Report every line below that holds the word "headers".

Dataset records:
---
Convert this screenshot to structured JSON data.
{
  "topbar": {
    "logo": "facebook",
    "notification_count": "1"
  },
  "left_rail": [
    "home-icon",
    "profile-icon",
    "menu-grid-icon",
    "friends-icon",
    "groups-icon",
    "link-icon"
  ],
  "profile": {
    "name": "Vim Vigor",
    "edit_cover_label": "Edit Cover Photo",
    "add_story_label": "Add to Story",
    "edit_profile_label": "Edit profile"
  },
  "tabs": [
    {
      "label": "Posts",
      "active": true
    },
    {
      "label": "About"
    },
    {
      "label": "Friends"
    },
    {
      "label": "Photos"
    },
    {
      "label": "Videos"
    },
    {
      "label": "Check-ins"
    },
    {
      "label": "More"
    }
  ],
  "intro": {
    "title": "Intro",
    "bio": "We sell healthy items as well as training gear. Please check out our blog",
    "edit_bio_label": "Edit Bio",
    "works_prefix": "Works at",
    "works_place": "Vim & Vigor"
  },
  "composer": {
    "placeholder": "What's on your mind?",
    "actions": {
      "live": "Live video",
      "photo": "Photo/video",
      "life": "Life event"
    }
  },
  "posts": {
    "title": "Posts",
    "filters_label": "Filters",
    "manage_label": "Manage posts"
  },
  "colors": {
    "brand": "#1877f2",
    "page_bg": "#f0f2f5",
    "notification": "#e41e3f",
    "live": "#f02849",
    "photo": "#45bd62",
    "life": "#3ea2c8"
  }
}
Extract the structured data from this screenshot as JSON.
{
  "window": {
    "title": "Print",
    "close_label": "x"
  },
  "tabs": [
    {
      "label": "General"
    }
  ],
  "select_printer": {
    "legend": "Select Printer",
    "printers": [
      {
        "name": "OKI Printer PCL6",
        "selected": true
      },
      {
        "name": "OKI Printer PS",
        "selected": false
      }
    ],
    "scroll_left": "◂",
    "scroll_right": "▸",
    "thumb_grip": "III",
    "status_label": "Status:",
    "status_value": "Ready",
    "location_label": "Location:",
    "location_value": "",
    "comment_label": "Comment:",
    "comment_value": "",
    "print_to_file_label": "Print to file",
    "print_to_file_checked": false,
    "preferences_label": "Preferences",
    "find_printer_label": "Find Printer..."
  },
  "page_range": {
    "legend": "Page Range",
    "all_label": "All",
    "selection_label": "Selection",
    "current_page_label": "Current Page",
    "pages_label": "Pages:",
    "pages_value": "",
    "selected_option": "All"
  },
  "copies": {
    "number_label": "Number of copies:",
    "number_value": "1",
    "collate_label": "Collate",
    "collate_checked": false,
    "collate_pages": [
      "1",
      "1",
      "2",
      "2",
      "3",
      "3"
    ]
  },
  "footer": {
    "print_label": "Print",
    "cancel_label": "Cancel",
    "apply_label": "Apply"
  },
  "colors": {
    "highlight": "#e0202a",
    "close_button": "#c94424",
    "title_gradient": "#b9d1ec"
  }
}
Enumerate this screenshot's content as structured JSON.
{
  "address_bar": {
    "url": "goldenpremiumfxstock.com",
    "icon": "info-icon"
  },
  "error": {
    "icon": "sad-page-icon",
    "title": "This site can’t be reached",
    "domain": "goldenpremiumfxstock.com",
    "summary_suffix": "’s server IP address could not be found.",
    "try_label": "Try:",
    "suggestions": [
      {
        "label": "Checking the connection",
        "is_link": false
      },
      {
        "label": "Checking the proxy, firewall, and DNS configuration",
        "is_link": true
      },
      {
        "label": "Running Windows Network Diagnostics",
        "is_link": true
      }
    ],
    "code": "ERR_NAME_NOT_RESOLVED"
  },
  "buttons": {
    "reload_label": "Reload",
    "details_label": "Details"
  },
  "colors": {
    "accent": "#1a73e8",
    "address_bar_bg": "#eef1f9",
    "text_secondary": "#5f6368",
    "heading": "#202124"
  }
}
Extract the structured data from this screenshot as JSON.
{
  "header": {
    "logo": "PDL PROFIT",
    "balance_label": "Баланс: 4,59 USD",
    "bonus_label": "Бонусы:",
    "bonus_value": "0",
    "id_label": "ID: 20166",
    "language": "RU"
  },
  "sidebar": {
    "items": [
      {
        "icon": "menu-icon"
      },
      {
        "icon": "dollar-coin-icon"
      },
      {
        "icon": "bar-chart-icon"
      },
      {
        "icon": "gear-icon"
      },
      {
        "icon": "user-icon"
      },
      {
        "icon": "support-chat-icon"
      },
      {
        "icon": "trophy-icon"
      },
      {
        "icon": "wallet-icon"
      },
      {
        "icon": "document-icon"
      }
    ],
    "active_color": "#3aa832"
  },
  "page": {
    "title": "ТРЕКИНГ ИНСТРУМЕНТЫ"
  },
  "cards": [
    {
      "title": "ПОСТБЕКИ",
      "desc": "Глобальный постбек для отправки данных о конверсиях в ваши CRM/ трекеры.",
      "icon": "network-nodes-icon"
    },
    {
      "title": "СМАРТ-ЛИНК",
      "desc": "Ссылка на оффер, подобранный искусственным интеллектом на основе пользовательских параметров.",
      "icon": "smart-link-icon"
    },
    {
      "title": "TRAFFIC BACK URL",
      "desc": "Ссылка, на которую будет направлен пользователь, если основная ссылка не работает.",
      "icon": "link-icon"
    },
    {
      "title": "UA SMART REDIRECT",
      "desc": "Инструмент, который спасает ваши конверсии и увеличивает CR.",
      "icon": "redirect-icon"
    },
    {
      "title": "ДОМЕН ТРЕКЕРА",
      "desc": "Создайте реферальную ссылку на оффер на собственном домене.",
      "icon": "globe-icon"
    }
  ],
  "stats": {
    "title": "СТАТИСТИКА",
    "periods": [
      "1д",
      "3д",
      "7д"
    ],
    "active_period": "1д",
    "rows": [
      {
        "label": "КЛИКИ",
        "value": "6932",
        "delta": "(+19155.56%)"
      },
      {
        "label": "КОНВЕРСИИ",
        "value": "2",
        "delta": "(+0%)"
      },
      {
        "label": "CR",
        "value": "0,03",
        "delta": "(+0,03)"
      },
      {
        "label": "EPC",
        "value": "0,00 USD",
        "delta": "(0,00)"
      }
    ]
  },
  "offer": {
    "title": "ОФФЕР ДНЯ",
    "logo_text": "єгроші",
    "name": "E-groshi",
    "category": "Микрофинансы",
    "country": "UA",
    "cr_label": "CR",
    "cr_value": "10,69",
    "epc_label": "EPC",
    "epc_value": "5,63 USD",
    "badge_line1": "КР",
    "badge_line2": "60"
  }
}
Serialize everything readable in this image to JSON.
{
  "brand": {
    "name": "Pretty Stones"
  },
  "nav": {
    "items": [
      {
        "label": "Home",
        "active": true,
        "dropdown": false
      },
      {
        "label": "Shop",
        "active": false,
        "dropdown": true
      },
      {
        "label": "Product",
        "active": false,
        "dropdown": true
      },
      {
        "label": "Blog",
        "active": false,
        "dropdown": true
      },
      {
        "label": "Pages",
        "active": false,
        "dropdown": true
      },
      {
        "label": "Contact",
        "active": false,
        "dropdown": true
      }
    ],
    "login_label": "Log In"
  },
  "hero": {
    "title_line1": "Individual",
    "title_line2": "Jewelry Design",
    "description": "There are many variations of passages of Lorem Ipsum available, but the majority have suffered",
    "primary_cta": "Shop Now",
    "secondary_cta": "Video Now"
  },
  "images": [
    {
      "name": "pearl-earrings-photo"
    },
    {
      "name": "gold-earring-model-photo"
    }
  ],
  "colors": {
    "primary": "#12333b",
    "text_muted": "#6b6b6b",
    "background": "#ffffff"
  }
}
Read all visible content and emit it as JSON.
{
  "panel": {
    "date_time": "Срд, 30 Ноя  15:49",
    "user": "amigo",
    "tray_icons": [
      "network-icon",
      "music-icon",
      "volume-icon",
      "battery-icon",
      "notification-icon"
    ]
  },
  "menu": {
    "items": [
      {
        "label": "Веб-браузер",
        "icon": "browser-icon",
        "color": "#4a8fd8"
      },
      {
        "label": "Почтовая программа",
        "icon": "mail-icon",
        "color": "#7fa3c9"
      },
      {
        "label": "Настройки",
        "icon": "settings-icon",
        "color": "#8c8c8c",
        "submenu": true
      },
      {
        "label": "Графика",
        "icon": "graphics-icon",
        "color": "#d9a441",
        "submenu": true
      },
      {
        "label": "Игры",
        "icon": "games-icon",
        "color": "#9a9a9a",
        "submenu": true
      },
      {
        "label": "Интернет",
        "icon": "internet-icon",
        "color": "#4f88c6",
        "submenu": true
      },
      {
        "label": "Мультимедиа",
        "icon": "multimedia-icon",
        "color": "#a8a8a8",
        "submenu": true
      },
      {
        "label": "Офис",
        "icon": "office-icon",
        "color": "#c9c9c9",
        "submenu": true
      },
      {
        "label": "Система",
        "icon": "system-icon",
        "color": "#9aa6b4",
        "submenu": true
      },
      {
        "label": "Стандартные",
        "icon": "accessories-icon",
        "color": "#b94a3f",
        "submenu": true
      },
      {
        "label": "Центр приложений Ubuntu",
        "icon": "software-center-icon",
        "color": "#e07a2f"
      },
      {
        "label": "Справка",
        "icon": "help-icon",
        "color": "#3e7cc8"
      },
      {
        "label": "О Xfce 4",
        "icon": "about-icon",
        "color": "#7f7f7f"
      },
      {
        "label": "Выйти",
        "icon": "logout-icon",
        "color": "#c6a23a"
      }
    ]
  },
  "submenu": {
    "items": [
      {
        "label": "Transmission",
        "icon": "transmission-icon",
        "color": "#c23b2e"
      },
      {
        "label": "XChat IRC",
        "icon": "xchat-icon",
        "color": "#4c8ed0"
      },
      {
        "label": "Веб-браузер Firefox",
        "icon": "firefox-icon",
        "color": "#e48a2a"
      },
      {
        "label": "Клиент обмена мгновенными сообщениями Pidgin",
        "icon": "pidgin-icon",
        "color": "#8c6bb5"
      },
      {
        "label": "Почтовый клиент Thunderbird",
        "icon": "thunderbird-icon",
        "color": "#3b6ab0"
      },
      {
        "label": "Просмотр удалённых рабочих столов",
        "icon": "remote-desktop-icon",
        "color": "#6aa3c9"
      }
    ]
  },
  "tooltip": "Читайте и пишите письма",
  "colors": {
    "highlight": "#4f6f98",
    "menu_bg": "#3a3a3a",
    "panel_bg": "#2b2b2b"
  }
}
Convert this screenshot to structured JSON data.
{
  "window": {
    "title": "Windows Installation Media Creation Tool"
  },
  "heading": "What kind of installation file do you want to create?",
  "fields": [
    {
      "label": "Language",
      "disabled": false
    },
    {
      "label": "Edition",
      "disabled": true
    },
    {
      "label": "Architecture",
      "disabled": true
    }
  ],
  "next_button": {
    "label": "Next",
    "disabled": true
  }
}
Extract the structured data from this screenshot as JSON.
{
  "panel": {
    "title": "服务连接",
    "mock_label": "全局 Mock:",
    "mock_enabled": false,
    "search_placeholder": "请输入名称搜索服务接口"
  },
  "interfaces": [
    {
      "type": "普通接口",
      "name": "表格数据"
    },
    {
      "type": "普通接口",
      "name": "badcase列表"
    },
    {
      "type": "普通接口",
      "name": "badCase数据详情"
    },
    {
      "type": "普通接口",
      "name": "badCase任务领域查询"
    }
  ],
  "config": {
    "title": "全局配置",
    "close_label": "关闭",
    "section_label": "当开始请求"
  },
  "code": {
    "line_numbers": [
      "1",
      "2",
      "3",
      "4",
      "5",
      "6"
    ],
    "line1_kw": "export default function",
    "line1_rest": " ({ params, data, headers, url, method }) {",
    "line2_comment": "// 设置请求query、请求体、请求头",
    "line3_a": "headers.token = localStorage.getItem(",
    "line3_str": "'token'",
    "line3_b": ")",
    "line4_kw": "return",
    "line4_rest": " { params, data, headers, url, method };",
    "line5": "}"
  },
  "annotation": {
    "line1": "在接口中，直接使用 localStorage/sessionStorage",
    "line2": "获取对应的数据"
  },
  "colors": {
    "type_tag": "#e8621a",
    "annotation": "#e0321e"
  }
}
---
● **Complete answer**
    "line1_rest": " ({ params, data, headers, url, method }) {",
    "line3_a": "headers.token = localStorage.getItem(",
    "line4_rest": " { params, data, headers, url, method };",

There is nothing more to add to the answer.